───── STORED DATA ─────

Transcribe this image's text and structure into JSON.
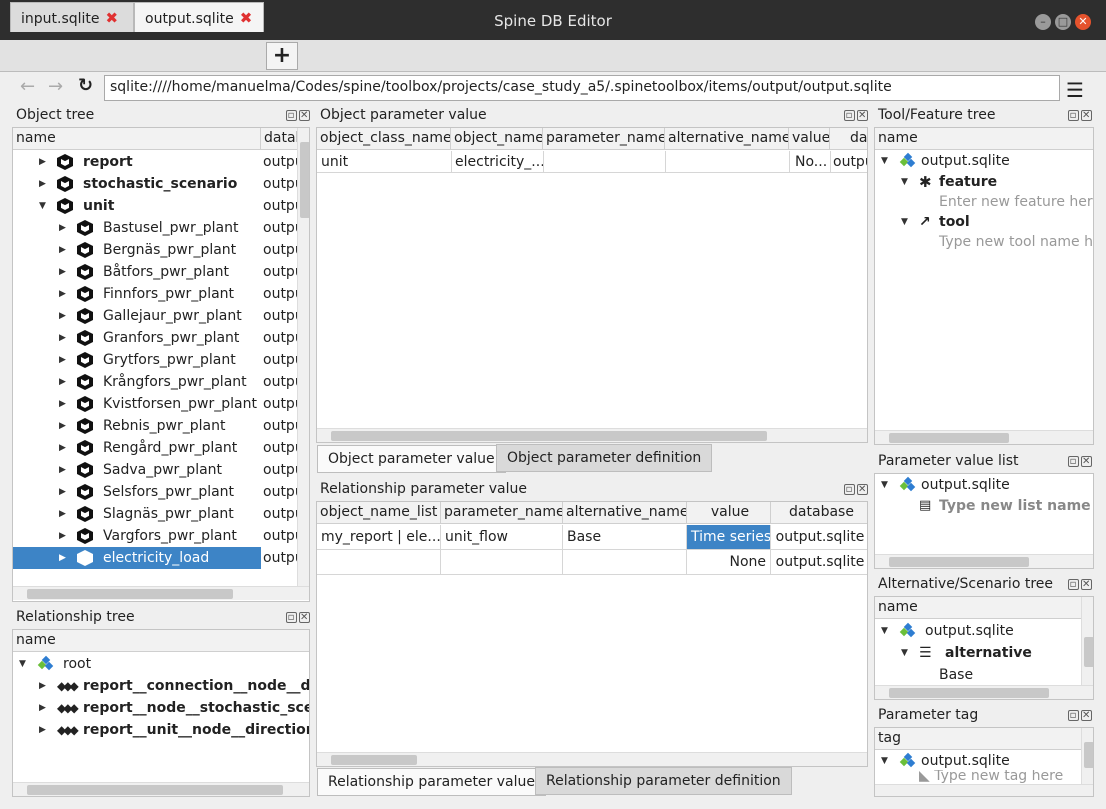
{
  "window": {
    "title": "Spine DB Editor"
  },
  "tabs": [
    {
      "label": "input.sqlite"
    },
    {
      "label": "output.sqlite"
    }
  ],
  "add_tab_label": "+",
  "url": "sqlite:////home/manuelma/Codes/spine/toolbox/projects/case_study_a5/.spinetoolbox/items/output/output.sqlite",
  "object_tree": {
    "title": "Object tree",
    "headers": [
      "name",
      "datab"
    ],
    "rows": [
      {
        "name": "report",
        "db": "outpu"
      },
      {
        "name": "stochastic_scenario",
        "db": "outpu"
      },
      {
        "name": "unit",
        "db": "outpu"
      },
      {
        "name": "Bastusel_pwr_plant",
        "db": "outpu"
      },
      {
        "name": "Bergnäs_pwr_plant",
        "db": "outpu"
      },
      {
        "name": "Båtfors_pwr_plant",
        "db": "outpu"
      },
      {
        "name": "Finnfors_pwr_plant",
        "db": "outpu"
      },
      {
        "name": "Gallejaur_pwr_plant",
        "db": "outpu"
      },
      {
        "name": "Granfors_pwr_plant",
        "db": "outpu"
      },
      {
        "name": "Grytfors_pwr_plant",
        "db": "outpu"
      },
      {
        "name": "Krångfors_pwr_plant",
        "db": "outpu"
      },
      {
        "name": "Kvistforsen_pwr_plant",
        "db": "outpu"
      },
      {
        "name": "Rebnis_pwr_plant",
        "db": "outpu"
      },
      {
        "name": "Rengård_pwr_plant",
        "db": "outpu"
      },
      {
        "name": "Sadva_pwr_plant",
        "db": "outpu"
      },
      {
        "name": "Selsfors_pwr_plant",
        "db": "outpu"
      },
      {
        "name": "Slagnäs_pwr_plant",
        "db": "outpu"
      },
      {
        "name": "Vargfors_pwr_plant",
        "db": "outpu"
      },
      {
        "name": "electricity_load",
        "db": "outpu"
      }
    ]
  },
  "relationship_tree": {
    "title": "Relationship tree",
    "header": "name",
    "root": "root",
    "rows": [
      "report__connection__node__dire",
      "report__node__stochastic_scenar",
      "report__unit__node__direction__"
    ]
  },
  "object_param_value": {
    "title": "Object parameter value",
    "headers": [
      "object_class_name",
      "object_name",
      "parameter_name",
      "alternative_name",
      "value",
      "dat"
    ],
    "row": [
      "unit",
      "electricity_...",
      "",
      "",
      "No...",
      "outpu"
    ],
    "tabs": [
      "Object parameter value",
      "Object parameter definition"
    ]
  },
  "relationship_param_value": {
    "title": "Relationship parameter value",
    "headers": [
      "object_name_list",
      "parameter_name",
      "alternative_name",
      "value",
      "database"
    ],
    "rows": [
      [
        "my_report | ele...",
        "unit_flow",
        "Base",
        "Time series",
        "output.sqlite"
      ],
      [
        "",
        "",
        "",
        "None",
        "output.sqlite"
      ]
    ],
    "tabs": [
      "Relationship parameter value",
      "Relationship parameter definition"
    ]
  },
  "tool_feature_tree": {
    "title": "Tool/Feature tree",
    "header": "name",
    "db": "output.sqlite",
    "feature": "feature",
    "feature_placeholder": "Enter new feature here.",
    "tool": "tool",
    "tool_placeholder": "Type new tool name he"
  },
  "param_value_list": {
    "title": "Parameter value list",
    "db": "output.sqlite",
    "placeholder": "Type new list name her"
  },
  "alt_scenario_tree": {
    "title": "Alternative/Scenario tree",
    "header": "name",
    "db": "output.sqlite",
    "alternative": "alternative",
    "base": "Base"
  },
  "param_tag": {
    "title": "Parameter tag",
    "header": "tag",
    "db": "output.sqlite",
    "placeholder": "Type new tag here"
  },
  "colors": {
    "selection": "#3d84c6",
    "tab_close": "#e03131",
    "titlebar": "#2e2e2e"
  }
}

─────
───── STORED DATA ─────

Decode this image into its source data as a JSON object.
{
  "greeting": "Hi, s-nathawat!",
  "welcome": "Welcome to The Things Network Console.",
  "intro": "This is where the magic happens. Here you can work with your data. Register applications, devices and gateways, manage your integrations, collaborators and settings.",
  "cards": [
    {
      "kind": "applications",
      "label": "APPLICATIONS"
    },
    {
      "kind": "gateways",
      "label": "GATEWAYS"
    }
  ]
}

─────
───── STORED DATA ─────

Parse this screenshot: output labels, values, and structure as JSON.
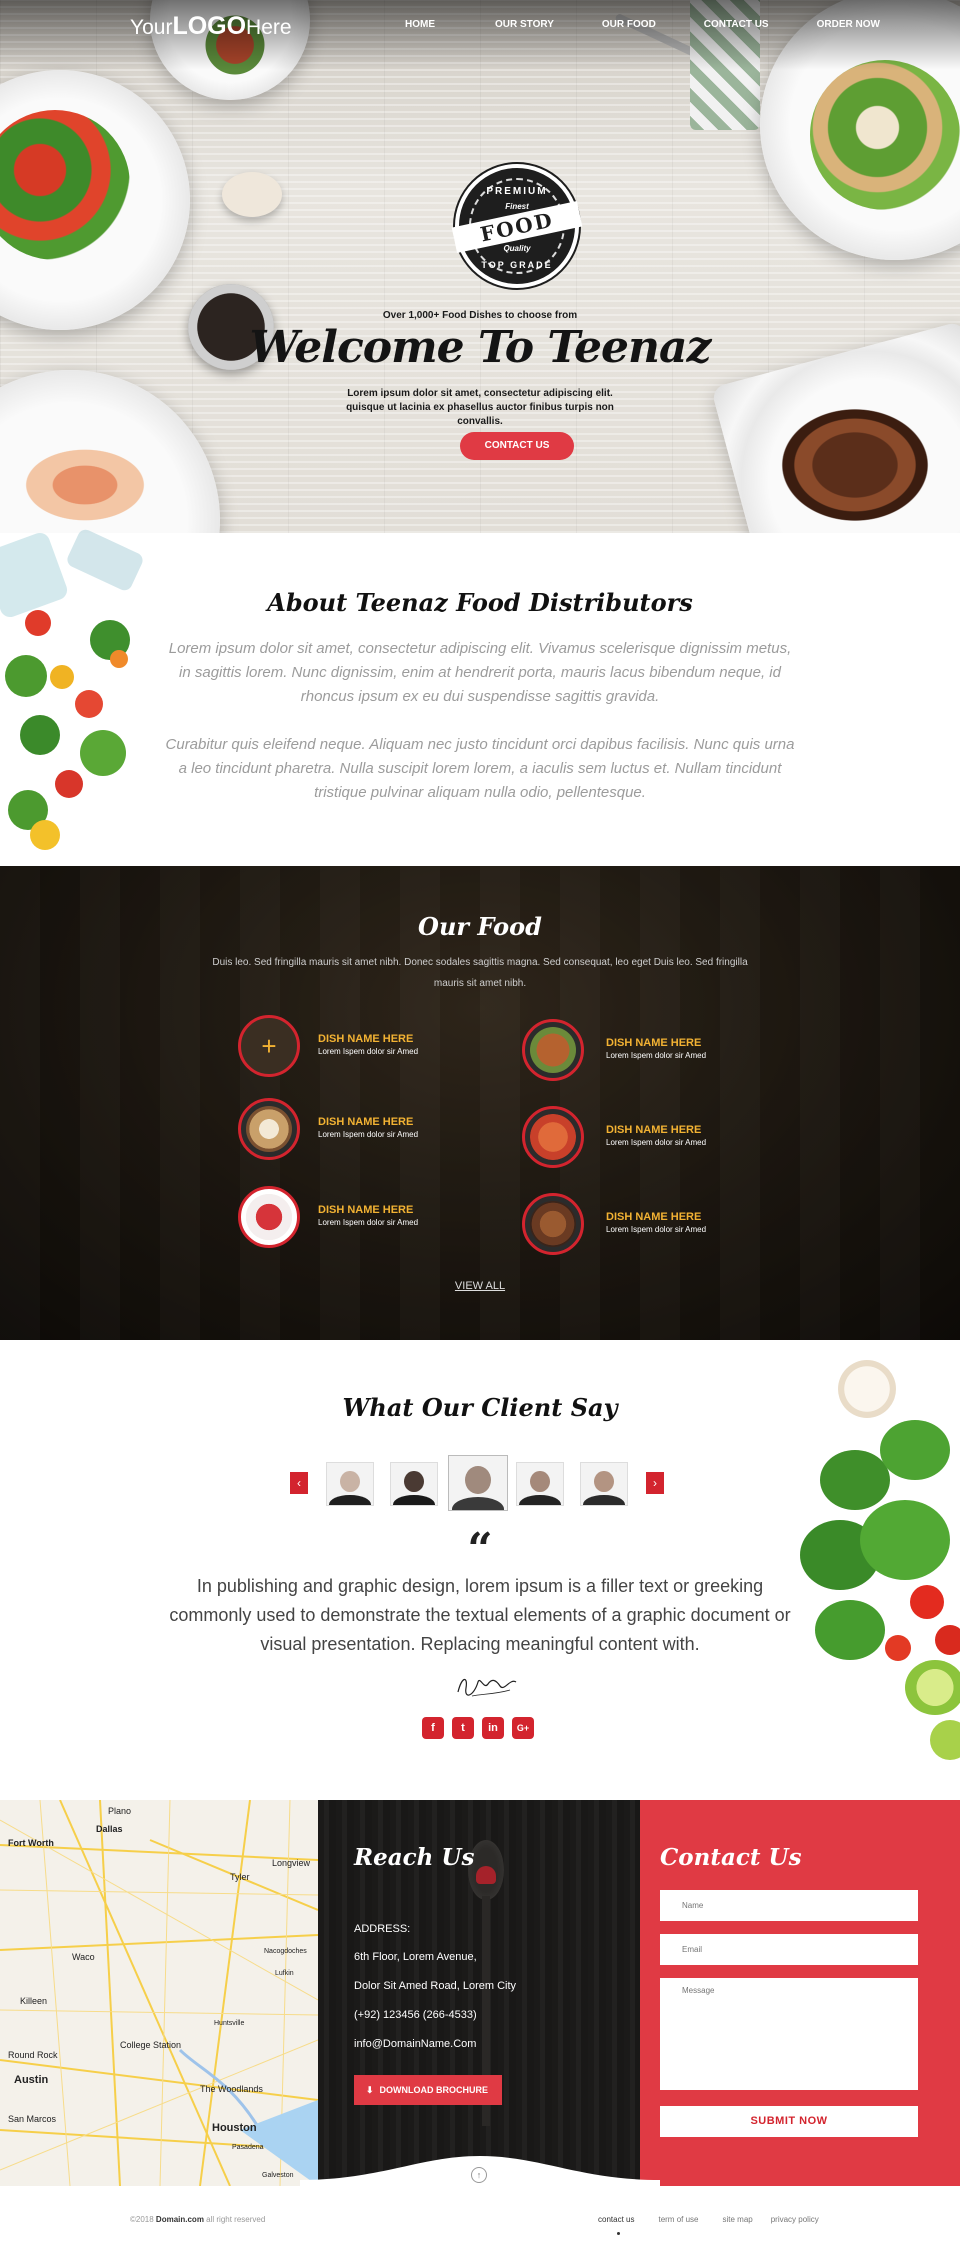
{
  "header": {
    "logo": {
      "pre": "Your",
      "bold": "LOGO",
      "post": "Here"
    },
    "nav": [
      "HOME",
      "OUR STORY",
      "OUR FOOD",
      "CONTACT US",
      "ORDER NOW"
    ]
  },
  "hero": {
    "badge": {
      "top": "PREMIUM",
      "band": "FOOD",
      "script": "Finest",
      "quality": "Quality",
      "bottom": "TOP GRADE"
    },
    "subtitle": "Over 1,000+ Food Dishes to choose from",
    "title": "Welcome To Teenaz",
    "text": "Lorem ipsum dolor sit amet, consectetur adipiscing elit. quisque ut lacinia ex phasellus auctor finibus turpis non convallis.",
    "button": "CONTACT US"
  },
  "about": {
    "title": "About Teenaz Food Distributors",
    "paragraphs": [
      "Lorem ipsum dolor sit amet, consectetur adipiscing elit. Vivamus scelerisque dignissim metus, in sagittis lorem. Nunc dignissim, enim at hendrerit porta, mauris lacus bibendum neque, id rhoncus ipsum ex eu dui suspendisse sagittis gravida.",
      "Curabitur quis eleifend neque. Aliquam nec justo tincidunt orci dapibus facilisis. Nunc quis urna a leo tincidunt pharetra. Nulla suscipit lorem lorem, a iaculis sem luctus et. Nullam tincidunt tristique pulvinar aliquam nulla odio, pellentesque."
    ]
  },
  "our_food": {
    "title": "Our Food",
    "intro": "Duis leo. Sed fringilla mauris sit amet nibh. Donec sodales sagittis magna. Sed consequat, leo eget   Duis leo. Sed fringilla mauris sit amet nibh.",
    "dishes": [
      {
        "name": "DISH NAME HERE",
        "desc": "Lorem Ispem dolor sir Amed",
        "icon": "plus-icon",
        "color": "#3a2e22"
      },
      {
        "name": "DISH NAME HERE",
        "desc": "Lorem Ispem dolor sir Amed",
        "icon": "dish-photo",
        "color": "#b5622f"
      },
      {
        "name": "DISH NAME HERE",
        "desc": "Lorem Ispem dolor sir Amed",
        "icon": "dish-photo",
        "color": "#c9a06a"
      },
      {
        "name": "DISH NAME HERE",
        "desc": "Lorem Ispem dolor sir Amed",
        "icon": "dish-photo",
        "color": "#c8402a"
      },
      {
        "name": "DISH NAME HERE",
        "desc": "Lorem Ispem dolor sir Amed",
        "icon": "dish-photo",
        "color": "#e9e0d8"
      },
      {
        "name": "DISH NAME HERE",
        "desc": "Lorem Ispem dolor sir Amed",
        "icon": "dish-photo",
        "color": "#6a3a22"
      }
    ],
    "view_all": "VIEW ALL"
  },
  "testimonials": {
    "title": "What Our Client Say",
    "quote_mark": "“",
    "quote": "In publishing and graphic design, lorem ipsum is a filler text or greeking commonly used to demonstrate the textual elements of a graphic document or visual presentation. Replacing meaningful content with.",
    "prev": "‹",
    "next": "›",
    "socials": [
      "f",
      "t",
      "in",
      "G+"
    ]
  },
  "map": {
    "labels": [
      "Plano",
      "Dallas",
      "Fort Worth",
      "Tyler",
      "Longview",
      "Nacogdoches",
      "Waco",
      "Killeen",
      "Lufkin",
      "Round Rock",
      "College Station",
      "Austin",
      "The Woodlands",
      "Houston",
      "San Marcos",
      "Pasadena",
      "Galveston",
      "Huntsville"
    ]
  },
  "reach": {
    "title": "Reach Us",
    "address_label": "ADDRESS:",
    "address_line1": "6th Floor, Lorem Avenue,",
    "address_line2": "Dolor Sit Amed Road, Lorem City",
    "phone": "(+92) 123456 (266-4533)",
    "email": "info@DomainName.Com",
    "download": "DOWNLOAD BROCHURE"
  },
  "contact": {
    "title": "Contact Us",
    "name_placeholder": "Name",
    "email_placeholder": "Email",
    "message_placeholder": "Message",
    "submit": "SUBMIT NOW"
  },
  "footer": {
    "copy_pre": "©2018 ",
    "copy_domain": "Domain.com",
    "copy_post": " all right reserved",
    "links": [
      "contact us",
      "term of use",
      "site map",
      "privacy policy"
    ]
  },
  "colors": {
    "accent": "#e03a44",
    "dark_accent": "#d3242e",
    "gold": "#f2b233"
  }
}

─────

● **SET EXERCISE**: Filter the listing above for the string "Teenaz" and copy every matching line.

● **OUTPUT FOR THIS TASK**:
    "title": "Welcome To Teenaz",
    "title": "About Teenaz Food Distributors",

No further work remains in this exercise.